▶ **STATED EXERCISE**: Please set down all the lines beneath this one exactly, without the pictures.
— Start of RECORDS FOR PROCESSING —
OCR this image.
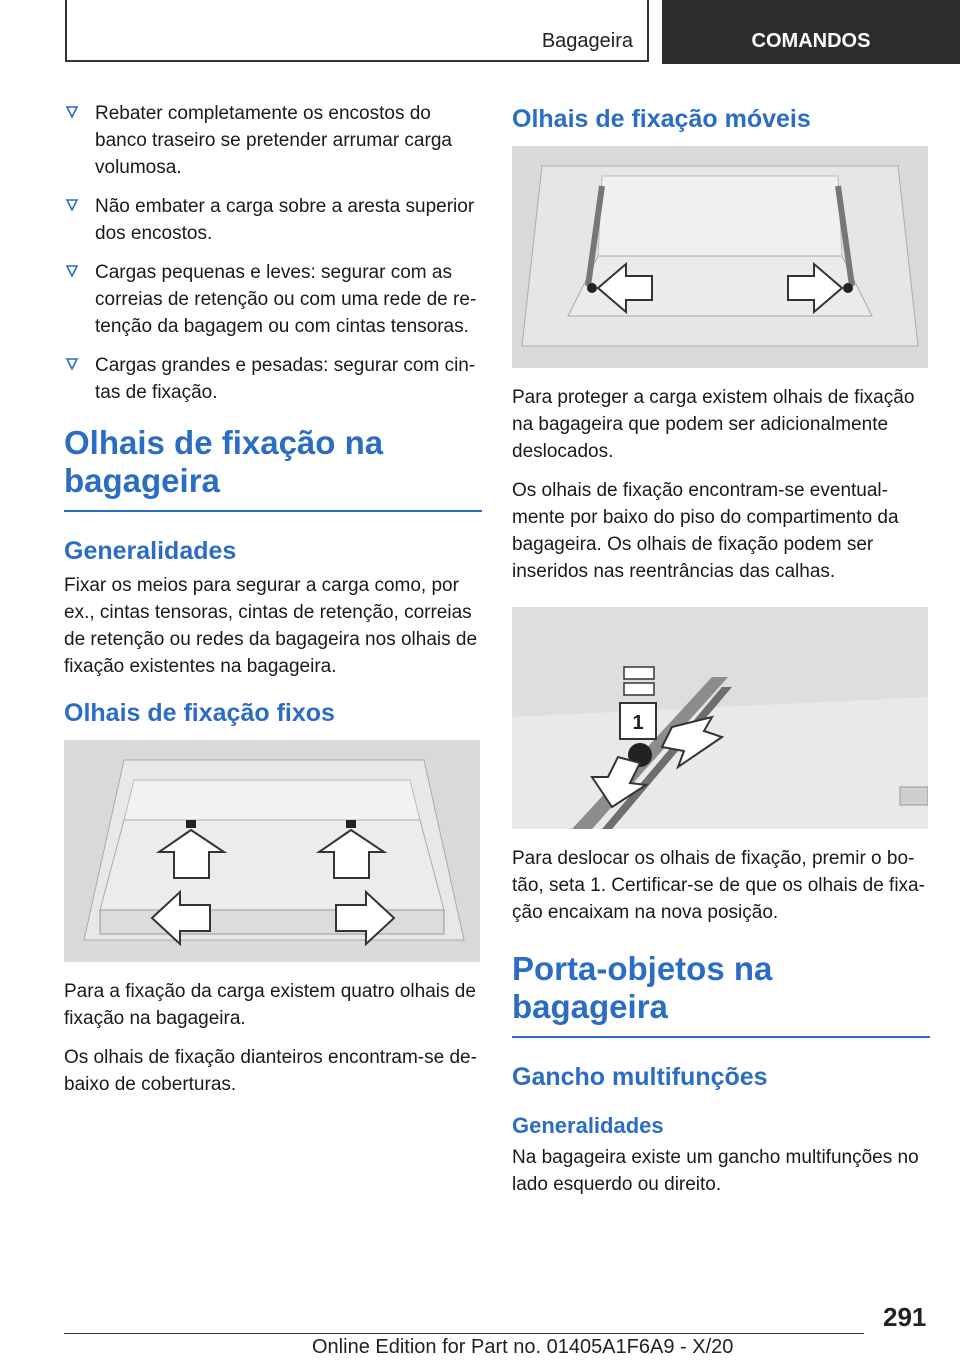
Bagageira	COMANDOS
Rebater completamente os encostos do banco traseiro se pretender arrumar carga volumosa.
Não embater a carga sobre a aresta superior dos encostos.
Cargas pequenas e leves: segurar com as correias de retenção ou com uma rede de retenção da bagagem ou com cintas tensoras.
Cargas grandes e pesadas: segurar com cintas de fixação.
Olhais de fixação na bagageira
Generalidades

Fixar os meios para segurar a carga como, por ex., cintas tensoras, cintas de retenção, correias de retenção ou redes da bagageira nos olhais de fixação existentes na bagageira.

Olhais de fixação fixos

Para a fixação da carga existem quatro olhais de fixação na bagageira.

Os olhais de fixação dianteiros encontram-se debaixo de coberturas.

Olhais de fixação móveis

Para proteger a carga existem olhais de fixação na bagageira que podem ser adicionalmente deslocados.

Os olhais de fixação encontram-se eventualmente por baixo do piso do compartimento da bagageira. Os olhais de fixação podem ser inseridos nas reentrâncias das calhas.

1

Para deslocar os olhais de fixação, premir o botão, seta 1. Certificar-se de que os olhais de fixação encaixam na nova posição.

Porta-objetos na bagageira
Gancho multifunções
Generalidades

Na bagageira existe um gancho multifunções no lado esquerdo ou direito.

291
Online Edition for Part no. 01405A1F6A9 - X/20
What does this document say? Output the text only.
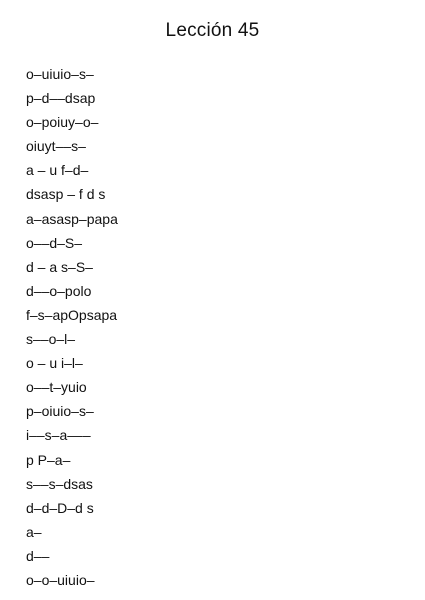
Lección 45
o–uiuio–s–
p–d––dsap
o–poiuy–o–
oiuyt––s–
a – u f–d–
dsasp – f d s
a–asasp–papa
o––d–S–
d – a s–S–
d––o–polo
f–s–apOpsapa
s––o–l–
o – u i–l–
o––t–yuio
p–oiuio–s–
i––s–a–––
p P–a–
s––s–dsas
d–d–D–d s
a–
d––
o–o–uiuio–
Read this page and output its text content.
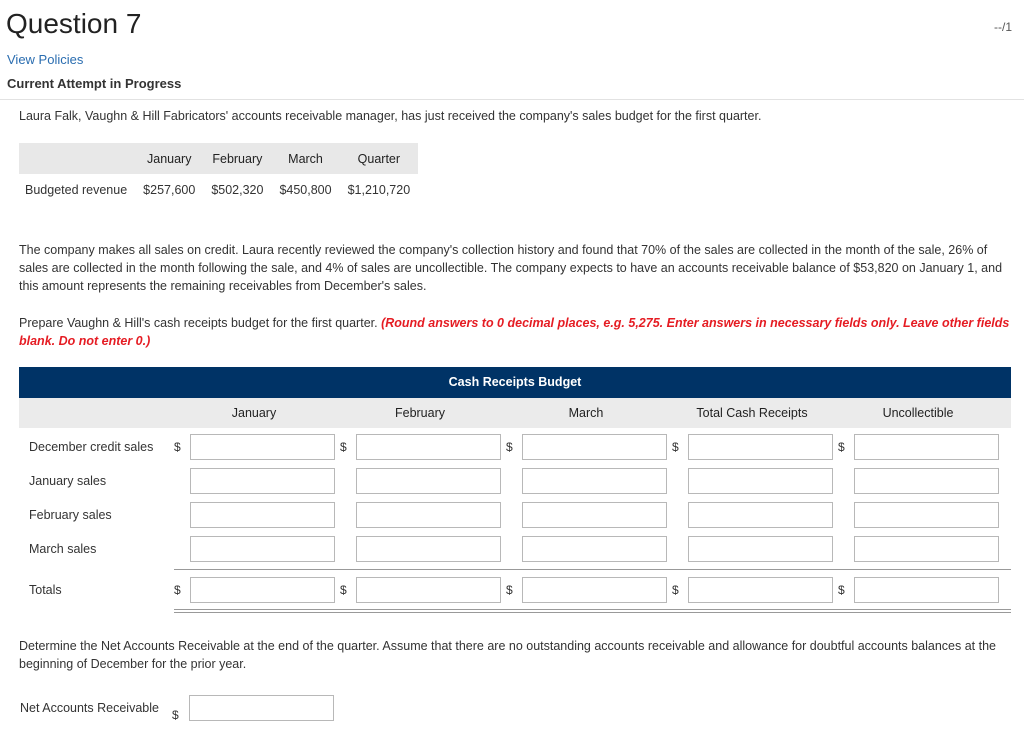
Question 7	--/1
View Policies
Current Attempt in Progress
Laura Falk, Vaughn & Hill Fabricators' accounts receivable manager, has just received the company's sales budget for the first quarter.
	January	February	March	Quarter
Budgeted revenue	$257,600	$502,320	$450,800	$1,210,720
The company makes all sales on credit. Laura recently reviewed the company's collection history and found that 70% of the sales are collected in the month of the sale, 26% of sales are collected in the month following the sale, and 4% of sales are uncollectible. The company expects to have an accounts receivable balance of $53,820 on January 1, and this amount represents the remaining receivables from December's sales.
Prepare Vaughn & Hill's cash receipts budget for the first quarter. (Round answers to 0 decimal places, e.g. 5,275. Enter answers in necessary fields only. Leave other fields blank. Do not enter 0.)
Cash Receipts Budget
January	February	March	Total Cash Receipts	Uncollectible
December credit sales	$	$	$	$	$
January sales
February sales
March sales
Totals	$	$	$	$	$
Determine the Net Accounts Receivable at the end of the quarter. Assume that there are no outstanding accounts receivable and allowance for doubtful accounts balances at the beginning of December for the prior year.
Net Accounts Receivable	$
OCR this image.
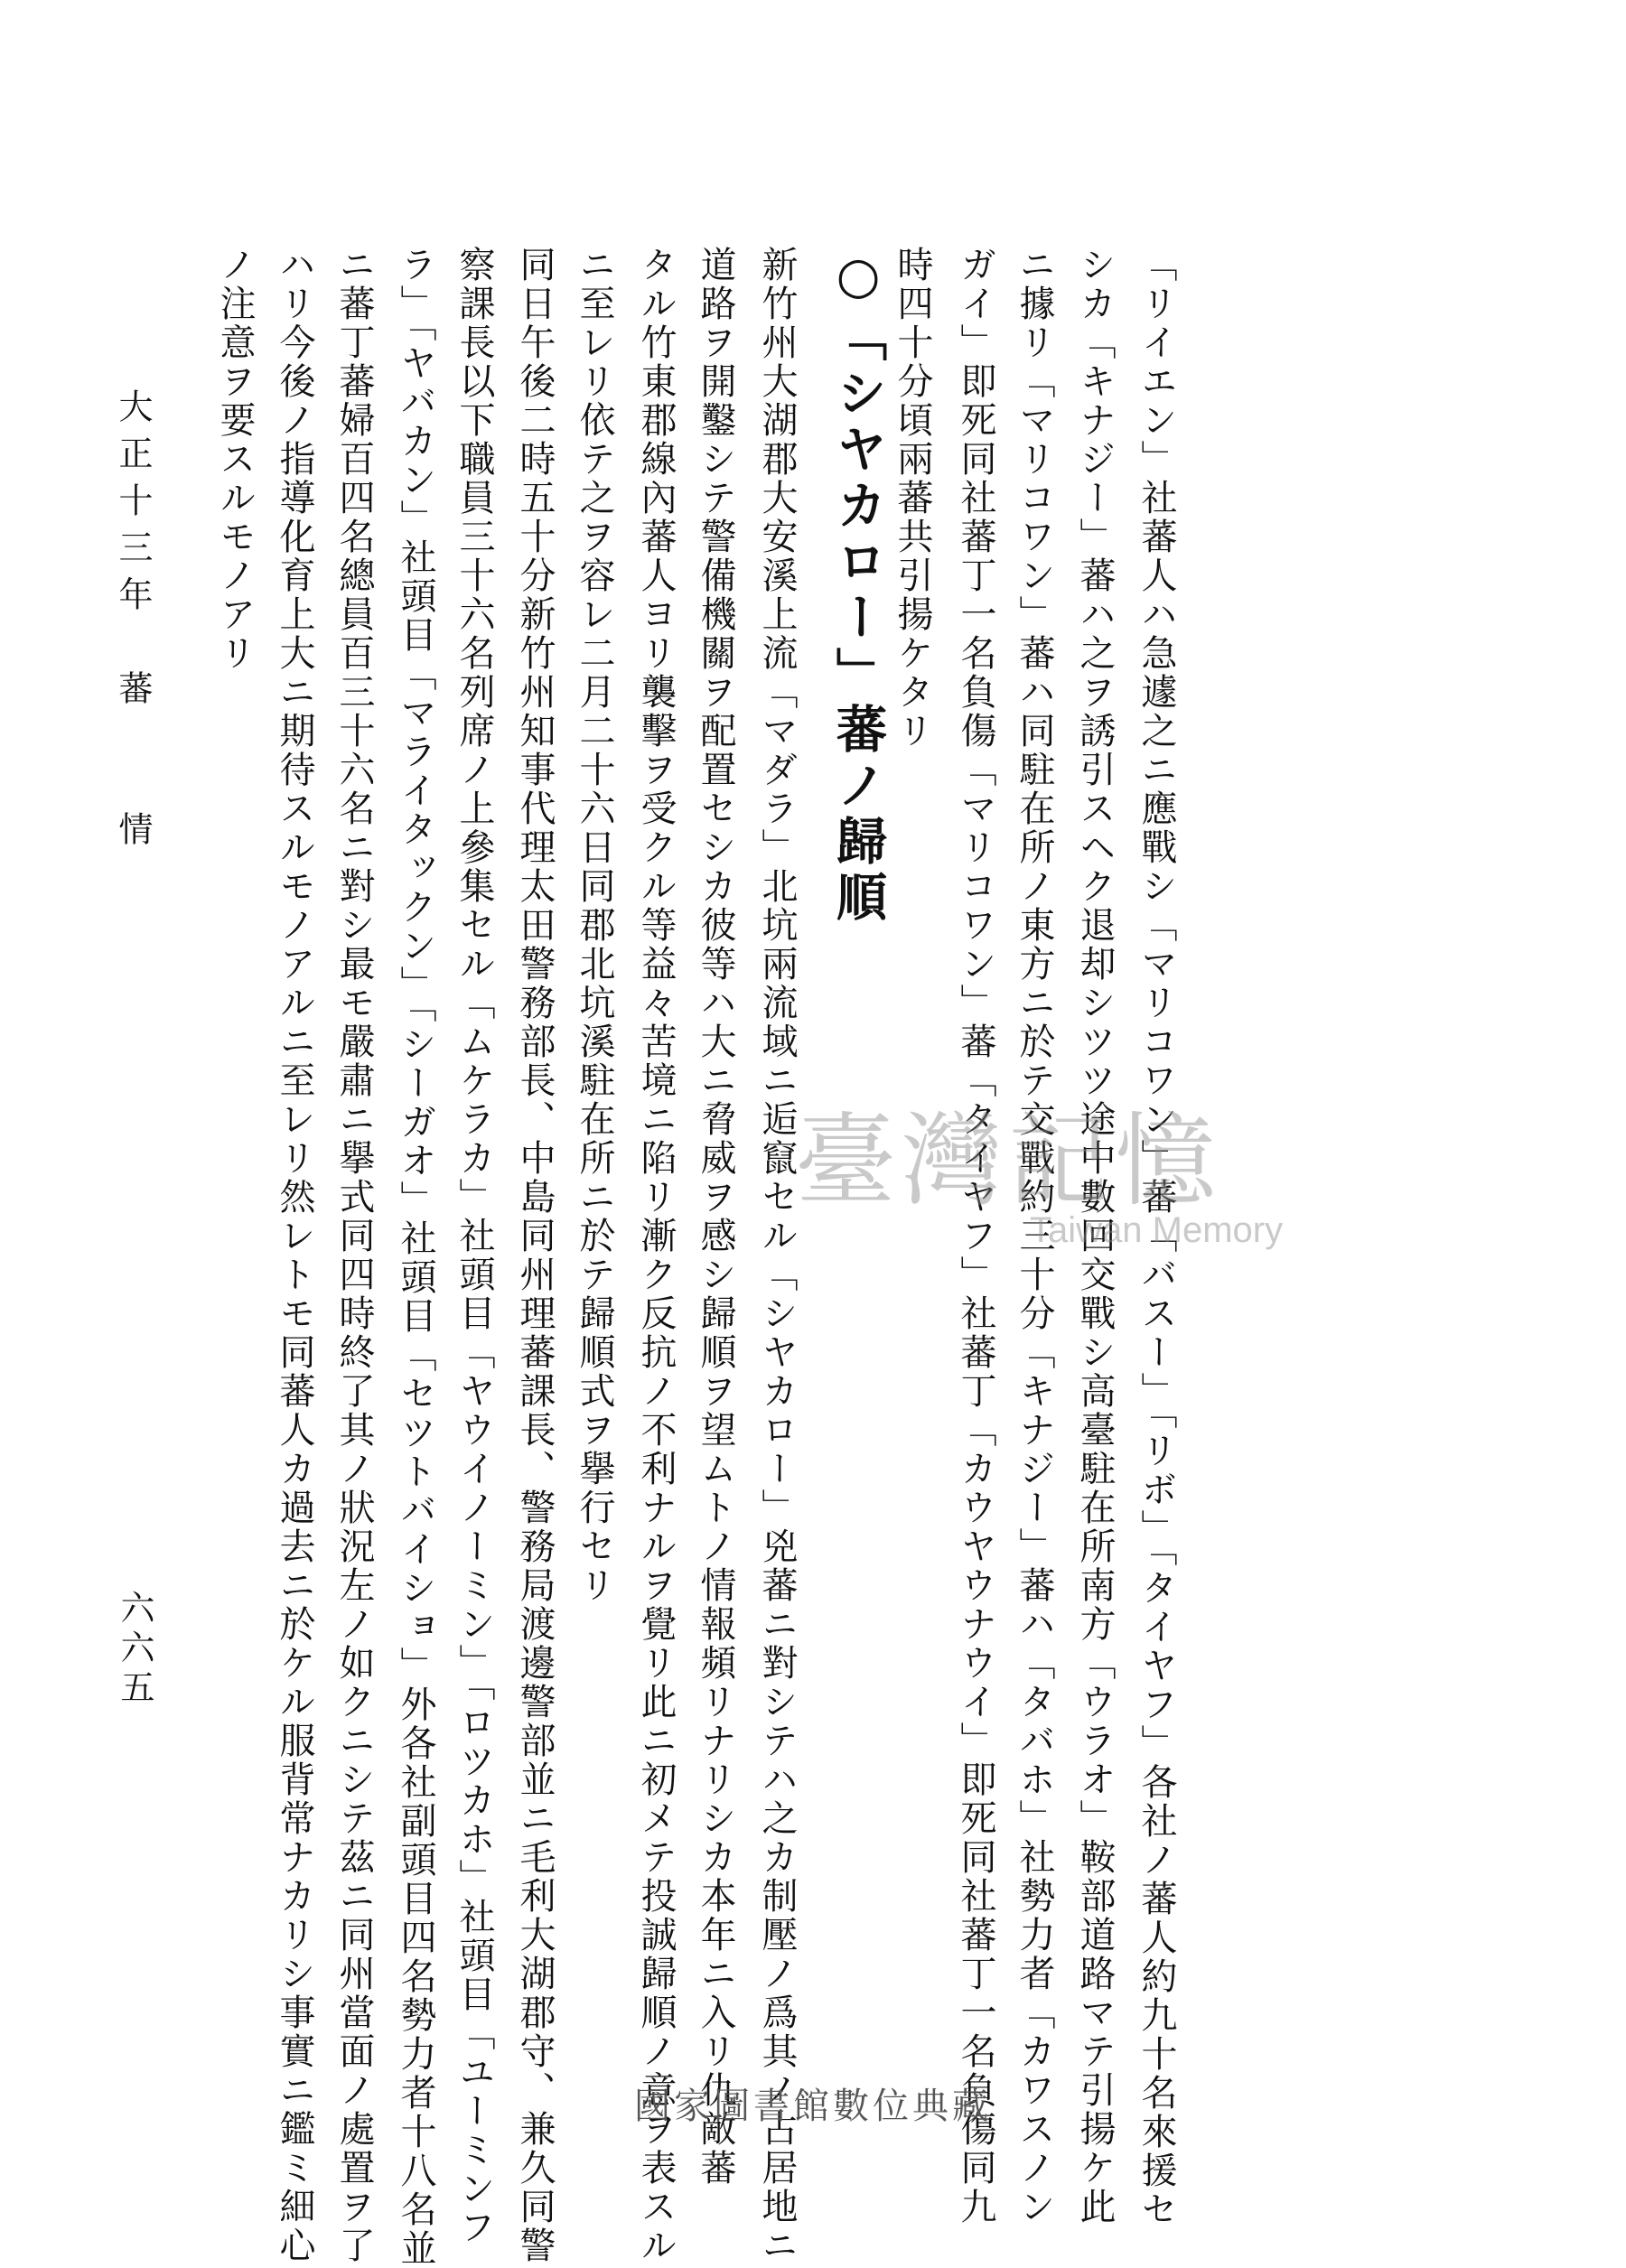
「リイエン」社蕃人ハ急遽之ニ應戰シ「マリコワン」蕃「バスー」「リボ」「タイヤフ」各社ノ蕃人約九十名來援セ
シカ「キナジー」蕃ハ之ヲ誘引スヘク退却シツツ途中數回交戰シ高臺駐在所南方「ウラオ」鞍部道路マテ引揚ケ此
ニ據リ「マリコワン」蕃ハ同駐在所ノ東方ニ於テ交戰約三十分「キナジー」蕃ハ「タバホ」社勢力者「カワスノン
ガイ」即死同社蕃丁一名負傷「マリコワン」蕃「タイヤフ」社蕃丁「カウヤウナウイ」即死同社蕃丁一名負傷同九
時四十分頃兩蕃共引揚ケタリ
○「シヤカロー」蕃ノ歸順
新竹州大湖郡大安溪上流「マダラ」北坑兩流域ニ逅竄セル「シヤカロー」兇蕃ニ對シテハ之カ制壓ノ爲其ノ占居地ニ
道路ヲ開鑿シテ警備機關ヲ配置セシカ彼等ハ大ニ脅威ヲ感シ歸順ヲ望ムトノ情報頻リナリシカ本年ニ入リ仇敵蕃
タル竹東郡線內蕃人ヨリ襲擊ヲ受クル等益々苦境ニ陷リ漸ク反抗ノ不利ナルヲ覺リ此ニ初メテ投誠歸順ノ意ヲ表スル
ニ至レリ依テ之ヲ容レ二月二十六日同郡北坑溪駐在所ニ於テ歸順式ヲ擧行セリ
同日午後二時五十分新竹州知事代理太田警務部長、中島同州理蕃課長、警務局渡邊警部並ニ毛利大湖郡守、兼久同警
察課長以下職員三十六名列席ノ上參集セル「ムケラカ」社頭目「ヤウイノーミン」「ロツカホ」社頭目「ユーミンフ
ラ」「ヤバカン」社頭目「マライタックン」「シーガオ」社頭目「セツトバイショ」外各社副頭目四名勢力者十八名並
ニ蕃丁蕃婦百四名總員百三十六名ニ對シ最モ嚴肅ニ擧式同四時終了其ノ狀況左ノ如クニシテ茲ニ同州當面ノ處置ヲ了
ハリ今後ノ指導化育上大ニ期待スルモノアルニ至レリ然レトモ同蕃人カ過去ニ於ケル服背常ナカリシ事實ニ鑑ミ細心
ノ注意ヲ要スルモノアリ
大正十三年　蕃　　情
六六五
臺灣記憶
Taiwan Memory
國家圖書館數位典藏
— End of RECORDS FOR PROCESSING —
▶ **FINAL RESULT**:
OCR this image.
Bagageira	COMANDOS
Rebater completamente os encostos do banco traseiro se pretender arrumar carga volumosa.
Não embater a carga sobre a aresta superior dos encostos.
Cargas pequenas e leves: segurar com as correias de retenção ou com uma rede de retenção da bagagem ou com cintas tensoras.
Cargas grandes e pesadas: segurar com cintas de fixação.
Olhais de fixação na bagageira
Generalidades

Fixar os meios para segurar a carga como, por ex., cintas tensoras, cintas de retenção, correias de retenção ou redes da bagageira nos olhais de fixação existentes na bagageira.

Olhais de fixação fixos

Para a fixação da carga existem quatro olhais de fixação na bagageira.

Os olhais de fixação dianteiros encontram-se debaixo de coberturas.

Olhais de fixação móveis

Para proteger a carga existem olhais de fixação na bagageira que podem ser adicionalmente deslocados.

Os olhais de fixação encontram-se eventualmente por baixo do piso do compartimento da bagageira. Os olhais de fixação podem ser inseridos nas reentrâncias das calhas.

1

Para deslocar os olhais de fixação, premir o botão, seta 1. Certificar-se de que os olhais de fixação encaixam na nova posição.

Porta-objetos na bagageira
Gancho multifunções
Generalidades

Na bagageira existe um gancho multifunções no lado esquerdo ou direito.

291
Online Edition for Part no. 01405A1F6A9 - X/20
What does this document say? Output the text only.
Lección 45
o–uiuio–s–
p–d––dsap
o–poiuy–o–
oiuyt––s–
a – u f–d–
dsasp – f d s
a–asasp–papa
o––d–S–
d – a s–S–
d––o–polo
f–s–apOpsapa
s––o–l–
o – u i–l–
o––t–yuio
p–oiuio–s–
i––s–a–––
p P–a–
s––s–dsas
d–d–D–d s
a–
d––
o–o–uiuio–
Read this page and output its text content.
Question 7	--/1
View Policies
Current Attempt in Progress
Laura Falk, Vaughn & Hill Fabricators' accounts receivable manager, has just received the company's sales budget for the first quarter.
	January	February	March	Quarter
Budgeted revenue	$257,600	$502,320	$450,800	$1,210,720
The company makes all sales on credit. Laura recently reviewed the company's collection history and found that 70% of the sales are collected in the month of the sale, 26% of sales are collected in the month following the sale, and 4% of sales are uncollectible. The company expects to have an accounts receivable balance of $53,820 on January 1, and this amount represents the remaining receivables from December's sales.
Prepare Vaughn & Hill's cash receipts budget for the first quarter. (Round answers to 0 decimal places, e.g. 5,275. Enter answers in necessary fields only. Leave other fields blank. Do not enter 0.)
Cash Receipts Budget
January	February	March	Total Cash Receipts	Uncollectible
December credit sales	$	$	$	$	$
January sales
February sales
March sales
Totals	$	$	$	$	$
Determine the Net Accounts Receivable at the end of the quarter. Assume that there are no outstanding accounts receivable and allowance for doubtful accounts balances at the beginning of December for the prior year.
Net Accounts Receivable	$
OCR this image.
「リイエン」社蕃人ハ急遽之ニ應戰シ「マリコワン」蕃「バスー」「リボ」「タイヤフ」各社ノ蕃人約九十名來援セ
シカ「キナジー」蕃ハ之ヲ誘引スヘク退却シツツ途中數回交戰シ高臺駐在所南方「ウラオ」鞍部道路マテ引揚ケ此
ニ據リ「マリコワン」蕃ハ同駐在所ノ東方ニ於テ交戰約三十分「キナジー」蕃ハ「タバホ」社勢力者「カワスノン
ガイ」即死同社蕃丁一名負傷「マリコワン」蕃「タイヤフ」社蕃丁「カウヤウナウイ」即死同社蕃丁一名負傷同九
時四十分頃兩蕃共引揚ケタリ
○「シヤカロー」蕃ノ歸順
新竹州大湖郡大安溪上流「マダラ」北坑兩流域ニ逅竄セル「シヤカロー」兇蕃ニ對シテハ之カ制壓ノ爲其ノ占居地ニ
道路ヲ開鑿シテ警備機關ヲ配置セシカ彼等ハ大ニ脅威ヲ感シ歸順ヲ望ムトノ情報頻リナリシカ本年ニ入リ仇敵蕃
タル竹東郡線內蕃人ヨリ襲擊ヲ受クル等益々苦境ニ陷リ漸ク反抗ノ不利ナルヲ覺リ此ニ初メテ投誠歸順ノ意ヲ表スル
ニ至レリ依テ之ヲ容レ二月二十六日同郡北坑溪駐在所ニ於テ歸順式ヲ擧行セリ
同日午後二時五十分新竹州知事代理太田警務部長、中島同州理蕃課長、警務局渡邊警部並ニ毛利大湖郡守、兼久同警
察課長以下職員三十六名列席ノ上參集セル「ムケラカ」社頭目「ヤウイノーミン」「ロツカホ」社頭目「ユーミンフ
ラ」「ヤバカン」社頭目「マライタックン」「シーガオ」社頭目「セツトバイショ」外各社副頭目四名勢力者十八名並
ニ蕃丁蕃婦百四名總員百三十六名ニ對シ最モ嚴肅ニ擧式同四時終了其ノ狀況左ノ如クニシテ茲ニ同州當面ノ處置ヲ了
ハリ今後ノ指導化育上大ニ期待スルモノアルニ至レリ然レトモ同蕃人カ過去ニ於ケル服背常ナカリシ事實ニ鑑ミ細心
ノ注意ヲ要スルモノアリ
大正十三年　蕃　　情
六六五
臺灣記憶
Taiwan Memory
國家圖書館數位典藏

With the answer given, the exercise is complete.